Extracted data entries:
· · ·

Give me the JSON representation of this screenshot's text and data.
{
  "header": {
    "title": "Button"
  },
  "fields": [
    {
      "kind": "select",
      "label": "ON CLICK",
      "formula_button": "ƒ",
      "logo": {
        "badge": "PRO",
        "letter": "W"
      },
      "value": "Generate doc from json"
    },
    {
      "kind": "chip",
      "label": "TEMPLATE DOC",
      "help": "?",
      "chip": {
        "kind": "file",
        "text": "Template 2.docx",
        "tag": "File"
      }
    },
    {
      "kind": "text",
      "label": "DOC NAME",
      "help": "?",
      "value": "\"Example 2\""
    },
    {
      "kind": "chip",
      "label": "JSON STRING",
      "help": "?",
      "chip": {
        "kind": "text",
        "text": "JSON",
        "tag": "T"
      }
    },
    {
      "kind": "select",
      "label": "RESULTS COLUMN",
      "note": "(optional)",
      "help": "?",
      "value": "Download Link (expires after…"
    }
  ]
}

· · ·

Transcribe the full listing above without leaving anything out.

§ COMPLETED TASK:
Give me the JSON representation of this screenshot's text and data.
{
  "header": {
    "title": "Button"
  },
  "fields": [
    {
      "kind": "select",
      "label": "ON CLICK",
      "formula_button": "ƒ",
      "logo": {
        "badge": "PRO",
        "letter": "W"
      },
      "value": "Generate doc from json"
    },
    {
      "kind": "chip",
      "label": "TEMPLATE DOC",
      "help": "?",
      "chip": {
        "kind": "file",
        "text": "Template 2.docx",
        "tag": "File"
      }
    },
    {
      "kind": "text",
      "label": "DOC NAME",
      "help": "?",
      "value": "\"Example 2\""
    },
    {
      "kind": "chip",
      "label": "JSON STRING",
      "help": "?",
      "chip": {
        "kind": "text",
        "text": "JSON",
        "tag": "T"
      }
    },
    {
      "kind": "select",
      "label": "RESULTS COLUMN",
      "note": "(optional)",
      "help": "?",
      "value": "Download Link (expires after…"
    }
  ]
}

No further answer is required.